_The task_: Look through the entries below and report how many lines hold the string "为成人实施心肺复苏时". Only the number is wanted.

_Material for this task_:
========
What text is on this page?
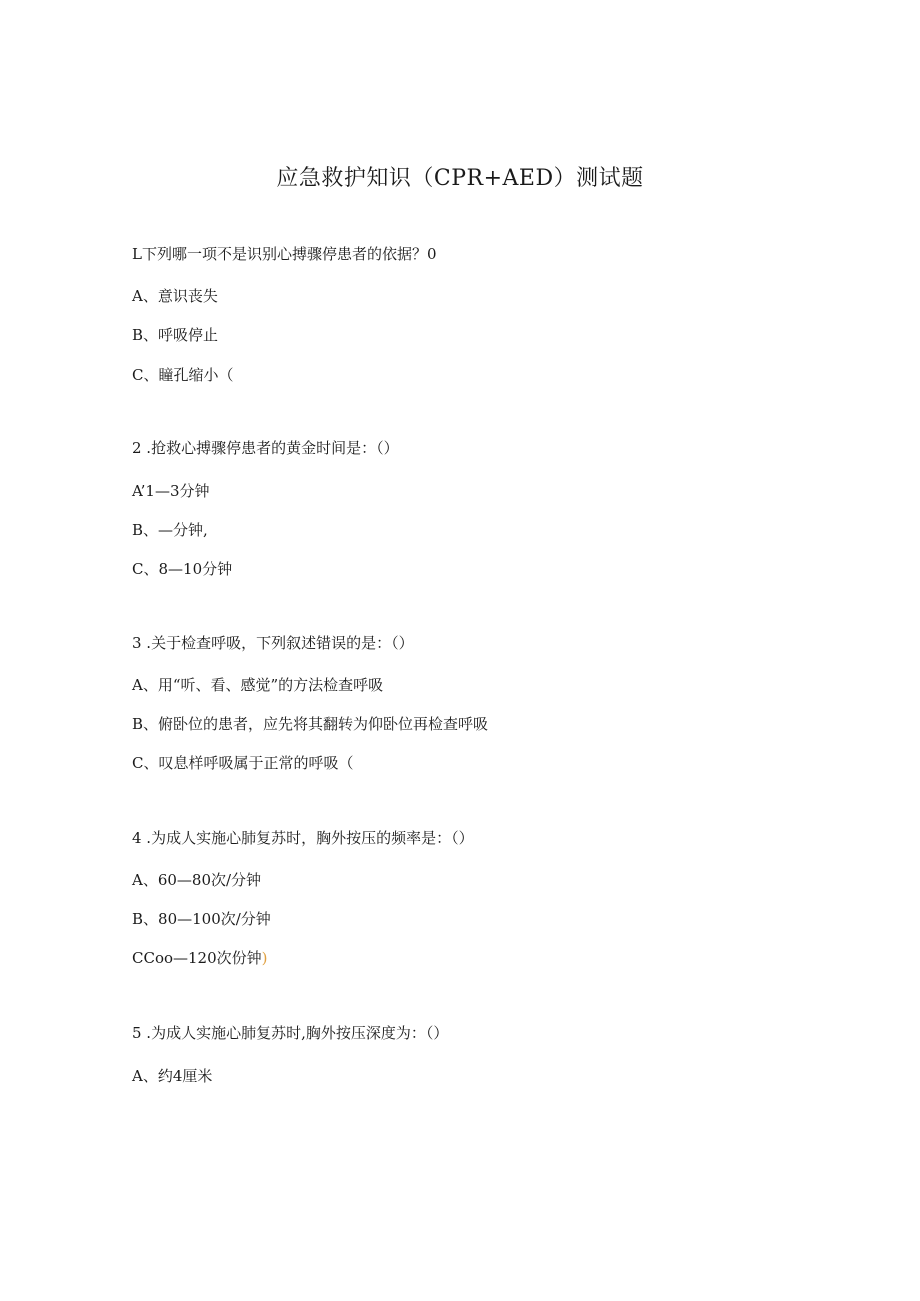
应急救护知识（CPR+AED）测试题
L下列哪一项不是识别心搏骤停患者的依据？0
A、意识丧失
B、呼吸停止
C、瞳孔缩小（
2 .抢救心搏骤停患者的黄金时间是：（）
A’1—3分钟
B、—分钟,
C、8—10分钟
3 .关于检查呼吸，下列叙述错误的是：（）
A、用“听、看、感觉”的方法检查呼吸
B、俯卧位的患者，应先将其翻转为仰卧位再检查呼吸
C、叹息样呼吸属于正常的呼吸（
4 .为成人实施心肺复苏时，胸外按压的频率是：（）
A、60—80次/分钟
B、80—100次/分钟
CCoo—120次份钟)
5 .为成人实施心肺复苏时,胸外按压深度为：（）
A、约4厘米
========
_Solution to the exercise_: 2